— start EXTRACTED TEXT —

Wednesday, November 30
This blog now appears at ai.mu.nu. Of course, it still appears at ambientirony.mu.nu and even at ambientirony.com.
I changed the default domain because there are an increasing number of blogs filtering referrers on the word "ambien". Which sucks.
It makes an artform out of awfulness. Every page you stumble across scales unexpected pinnacles of unfriendliness. Apparently they have an online store. I sure as hell can't find it.
Look at this, which is a subsite of the above train wreck. There is exactly one link on the page, and it does nothing.
What the hell? I mean, seriously, what the hell? If this had somehow languished on someone's server since 1996 and I'd just now stumbled across it, I could understand, but the copyright dates are this year (and often, next year).
International Illustrator brings you all the best tubes, tuts, images, fonts, filters, tags and more!Now you're just making things up. You sound like my granddaughter, and I know she makes that stuff up.

— end EXTRACTED TEXT —
— start MATERIAL SUPPLIED —

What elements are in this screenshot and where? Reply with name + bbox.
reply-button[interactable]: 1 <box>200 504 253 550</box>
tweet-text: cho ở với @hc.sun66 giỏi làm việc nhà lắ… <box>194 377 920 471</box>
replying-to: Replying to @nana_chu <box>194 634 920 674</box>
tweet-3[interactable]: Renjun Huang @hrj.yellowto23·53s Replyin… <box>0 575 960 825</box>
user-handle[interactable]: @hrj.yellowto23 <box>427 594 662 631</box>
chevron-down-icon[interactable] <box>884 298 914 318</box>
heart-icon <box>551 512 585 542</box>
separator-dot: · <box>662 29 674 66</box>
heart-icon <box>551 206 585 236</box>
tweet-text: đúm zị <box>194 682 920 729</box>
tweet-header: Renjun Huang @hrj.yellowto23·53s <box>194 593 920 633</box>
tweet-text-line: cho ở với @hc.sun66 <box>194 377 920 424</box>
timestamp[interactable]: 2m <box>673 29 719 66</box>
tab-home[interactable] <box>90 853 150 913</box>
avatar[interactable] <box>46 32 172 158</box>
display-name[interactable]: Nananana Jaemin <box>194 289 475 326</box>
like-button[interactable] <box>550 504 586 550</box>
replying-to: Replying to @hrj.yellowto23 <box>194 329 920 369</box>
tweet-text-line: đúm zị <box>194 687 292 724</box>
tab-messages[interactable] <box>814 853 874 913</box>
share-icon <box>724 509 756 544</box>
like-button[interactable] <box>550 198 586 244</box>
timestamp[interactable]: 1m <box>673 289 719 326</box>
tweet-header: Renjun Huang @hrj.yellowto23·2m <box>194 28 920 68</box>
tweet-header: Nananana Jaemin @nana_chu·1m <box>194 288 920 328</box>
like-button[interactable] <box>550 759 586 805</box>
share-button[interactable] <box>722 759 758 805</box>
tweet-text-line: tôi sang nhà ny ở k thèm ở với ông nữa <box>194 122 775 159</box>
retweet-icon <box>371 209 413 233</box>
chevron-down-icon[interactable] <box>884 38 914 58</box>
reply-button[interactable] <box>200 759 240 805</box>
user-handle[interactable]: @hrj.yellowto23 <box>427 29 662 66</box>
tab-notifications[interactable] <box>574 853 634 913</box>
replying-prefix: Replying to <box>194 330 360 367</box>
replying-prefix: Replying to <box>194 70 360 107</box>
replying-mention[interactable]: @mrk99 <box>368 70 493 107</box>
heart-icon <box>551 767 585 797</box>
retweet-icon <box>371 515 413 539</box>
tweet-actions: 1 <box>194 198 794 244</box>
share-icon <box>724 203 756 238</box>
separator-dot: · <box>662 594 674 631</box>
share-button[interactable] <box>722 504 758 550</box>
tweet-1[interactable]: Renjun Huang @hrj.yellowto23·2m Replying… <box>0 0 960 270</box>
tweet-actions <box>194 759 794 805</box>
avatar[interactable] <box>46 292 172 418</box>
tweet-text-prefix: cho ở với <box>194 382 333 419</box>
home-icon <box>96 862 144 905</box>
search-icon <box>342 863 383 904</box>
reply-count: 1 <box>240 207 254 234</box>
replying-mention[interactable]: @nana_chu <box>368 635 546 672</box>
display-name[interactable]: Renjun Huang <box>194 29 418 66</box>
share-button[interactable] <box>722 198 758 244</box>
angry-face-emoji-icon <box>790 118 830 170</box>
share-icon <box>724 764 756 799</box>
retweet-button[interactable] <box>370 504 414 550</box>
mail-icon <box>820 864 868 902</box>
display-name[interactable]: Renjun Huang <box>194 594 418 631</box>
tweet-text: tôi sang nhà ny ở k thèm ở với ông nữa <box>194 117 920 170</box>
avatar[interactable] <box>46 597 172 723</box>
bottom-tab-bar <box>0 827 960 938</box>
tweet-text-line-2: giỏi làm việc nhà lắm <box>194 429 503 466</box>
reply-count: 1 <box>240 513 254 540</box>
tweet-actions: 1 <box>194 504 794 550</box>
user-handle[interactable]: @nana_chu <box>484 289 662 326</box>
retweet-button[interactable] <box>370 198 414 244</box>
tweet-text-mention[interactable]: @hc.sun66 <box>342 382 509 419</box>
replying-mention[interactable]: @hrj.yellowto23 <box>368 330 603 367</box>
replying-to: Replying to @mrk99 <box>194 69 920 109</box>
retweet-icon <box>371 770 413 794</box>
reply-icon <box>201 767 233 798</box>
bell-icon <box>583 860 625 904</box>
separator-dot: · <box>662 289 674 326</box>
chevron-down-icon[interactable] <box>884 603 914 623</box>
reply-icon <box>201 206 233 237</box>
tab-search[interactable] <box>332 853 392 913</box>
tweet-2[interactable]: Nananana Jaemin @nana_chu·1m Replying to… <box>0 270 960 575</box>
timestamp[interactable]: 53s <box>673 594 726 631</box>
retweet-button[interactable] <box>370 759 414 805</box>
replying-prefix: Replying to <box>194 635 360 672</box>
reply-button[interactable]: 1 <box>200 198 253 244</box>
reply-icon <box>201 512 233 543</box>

— end MATERIAL SUPPLIED —

Please carry on the blog post about the domain change and the unfriendly website from where it stops, in the same voice, without drawing on the lines.

* [RESPONSE TO THE TASK]:
Minus thirty trillion Pixy Points. Reformat your server, install Linux and, say, Joomla, and start again from the beginning, because what we have here is a failure to communicate. [You were going to say something with the word "fuck" in it, weren't you? You could tell? Well, yeah.]
So, I have this little program that converts Movable Type blogs, singly or en masse, into Minx blogs.* And I am trying out various queries to see how the database performs when it is actually using the indexes, and now and then adding a new index.
One of the indexes I added was on the number of comments on posts, so you can quickly see where the action is (or was). And the number one post, with 1633 comments, can be found here. I'm surprised the poor system survived.
MySQL takes 0.11 seconds to bring up those comments the first time; 0.03 seconds after they've been cached in memory. Whether this is a worthwhile achievement or not I will leave to Madfish's readers to decide.
* Not that I am working on Minx.
Tuesday, November 29
Voters: We've got Giuliani and Rice; Allen and Rice; Romney and Rice; Rice, McCain and Rice; Rice, Rice, Thompson and Rice; and Frist.
Hugh: I'll take the Frist.
Update: Blargh. Links to Hewitt fail due to broken referrer-spam filter. Click here for working-link version.
How long has that stupid picture been sitting there anyway? Two weeks now?
Note to self: WHM account transfer function trashes symbolic links.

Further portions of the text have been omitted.